Goal — Below is a set of entries. Reproduce exactly the lines from the one containing "Output the text content of this document." through the end, both included.

Provided data —
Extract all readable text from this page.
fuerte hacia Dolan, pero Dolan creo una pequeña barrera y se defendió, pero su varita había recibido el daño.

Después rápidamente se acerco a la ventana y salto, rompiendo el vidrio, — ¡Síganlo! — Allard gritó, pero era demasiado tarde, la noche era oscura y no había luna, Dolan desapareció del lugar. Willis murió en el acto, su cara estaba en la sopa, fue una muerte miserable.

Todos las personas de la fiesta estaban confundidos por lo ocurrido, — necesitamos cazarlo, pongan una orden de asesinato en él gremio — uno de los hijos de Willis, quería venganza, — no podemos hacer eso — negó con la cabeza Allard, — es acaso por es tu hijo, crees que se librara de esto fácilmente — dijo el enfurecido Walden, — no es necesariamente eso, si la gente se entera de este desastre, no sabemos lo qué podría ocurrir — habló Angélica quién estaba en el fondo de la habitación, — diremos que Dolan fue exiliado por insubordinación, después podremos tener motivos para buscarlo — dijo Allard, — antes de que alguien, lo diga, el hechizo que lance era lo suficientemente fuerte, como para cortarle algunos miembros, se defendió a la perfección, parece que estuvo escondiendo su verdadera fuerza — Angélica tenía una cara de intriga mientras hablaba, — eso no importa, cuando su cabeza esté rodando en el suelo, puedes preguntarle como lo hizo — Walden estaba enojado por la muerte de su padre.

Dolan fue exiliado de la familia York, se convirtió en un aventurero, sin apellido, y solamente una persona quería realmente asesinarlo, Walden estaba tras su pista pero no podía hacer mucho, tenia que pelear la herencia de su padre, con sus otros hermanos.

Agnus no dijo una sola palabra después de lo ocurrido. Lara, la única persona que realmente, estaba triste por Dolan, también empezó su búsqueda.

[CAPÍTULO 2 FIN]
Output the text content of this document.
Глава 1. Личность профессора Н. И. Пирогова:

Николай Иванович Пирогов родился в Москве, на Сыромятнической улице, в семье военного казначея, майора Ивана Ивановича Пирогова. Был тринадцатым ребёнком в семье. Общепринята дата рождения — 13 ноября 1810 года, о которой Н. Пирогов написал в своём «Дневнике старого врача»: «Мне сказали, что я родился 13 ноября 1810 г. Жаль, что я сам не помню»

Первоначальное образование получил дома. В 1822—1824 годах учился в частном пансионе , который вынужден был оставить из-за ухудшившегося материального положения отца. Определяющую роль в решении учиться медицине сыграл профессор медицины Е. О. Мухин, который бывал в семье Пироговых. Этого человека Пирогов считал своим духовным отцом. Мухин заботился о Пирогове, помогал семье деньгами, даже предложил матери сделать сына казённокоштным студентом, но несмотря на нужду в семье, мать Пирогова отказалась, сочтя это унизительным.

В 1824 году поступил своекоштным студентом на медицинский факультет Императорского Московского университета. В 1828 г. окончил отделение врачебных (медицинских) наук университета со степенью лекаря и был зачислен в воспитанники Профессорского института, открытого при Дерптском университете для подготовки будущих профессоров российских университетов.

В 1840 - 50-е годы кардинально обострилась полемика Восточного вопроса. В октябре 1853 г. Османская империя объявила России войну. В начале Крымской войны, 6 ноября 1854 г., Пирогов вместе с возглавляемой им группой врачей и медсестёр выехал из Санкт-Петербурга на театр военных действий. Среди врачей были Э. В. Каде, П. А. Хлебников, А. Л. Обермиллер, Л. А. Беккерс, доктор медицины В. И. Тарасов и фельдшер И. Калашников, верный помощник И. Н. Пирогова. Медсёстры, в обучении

Answer to the exercise —
Output the text content of this document.
Глава 1. Личность профессора Н. И. Пирогова:

Николай Иванович Пирогов родился в Москве, на Сыромятнической улице, в семье военного казначея, майора Ивана Ивановича Пирогова. Был тринадцатым ребёнком в семье. Общепринята дата рождения — 13 ноября 1810 года, о которой Н. Пирогов написал в своём «Дневнике старого врача»: «Мне сказали, что я родился 13 ноября 1810 г. Жаль, что я сам не помню»

Первоначальное образование получил дома. В 1822—1824 годах учился в частном пансионе , который вынужден был оставить из-за ухудшившегося материального положения отца. Определяющую роль в решении учиться медицине сыграл профессор медицины Е. О. Мухин, который бывал в семье Пироговых. Этого человека Пирогов считал своим духовным отцом. Мухин заботился о Пирогове, помогал семье деньгами, даже предложил матери сделать сына казённокоштным студентом, но несмотря на нужду в семье, мать Пирогова отказалась, сочтя это унизительным.

В 1824 году поступил своекоштным студентом на медицинский факультет Императорского Московского университета. В 1828 г. окончил отделение врачебных (медицинских) наук университета со степенью лекаря и был зачислен в воспитанники Профессорского института, открытого при Дерптском университете для подготовки будущих профессоров российских университетов.

В 1840 - 50-е годы кардинально обострилась полемика Восточного вопроса. В октябре 1853 г. Османская империя объявила России войну. В начале Крымской войны, 6 ноября 1854 г., Пирогов вместе с возглавляемой им группой врачей и медсестёр выехал из Санкт-Петербурга на театр военных действий. Среди врачей были Э. В. Каде, П. А. Хлебников, А. Л. Обермиллер, Л. А. Беккерс, доктор медицины В. И. Тарасов и фельдшер И. Калашников, верный помощник И. Н. Пирогова. Медсёстры, в обучении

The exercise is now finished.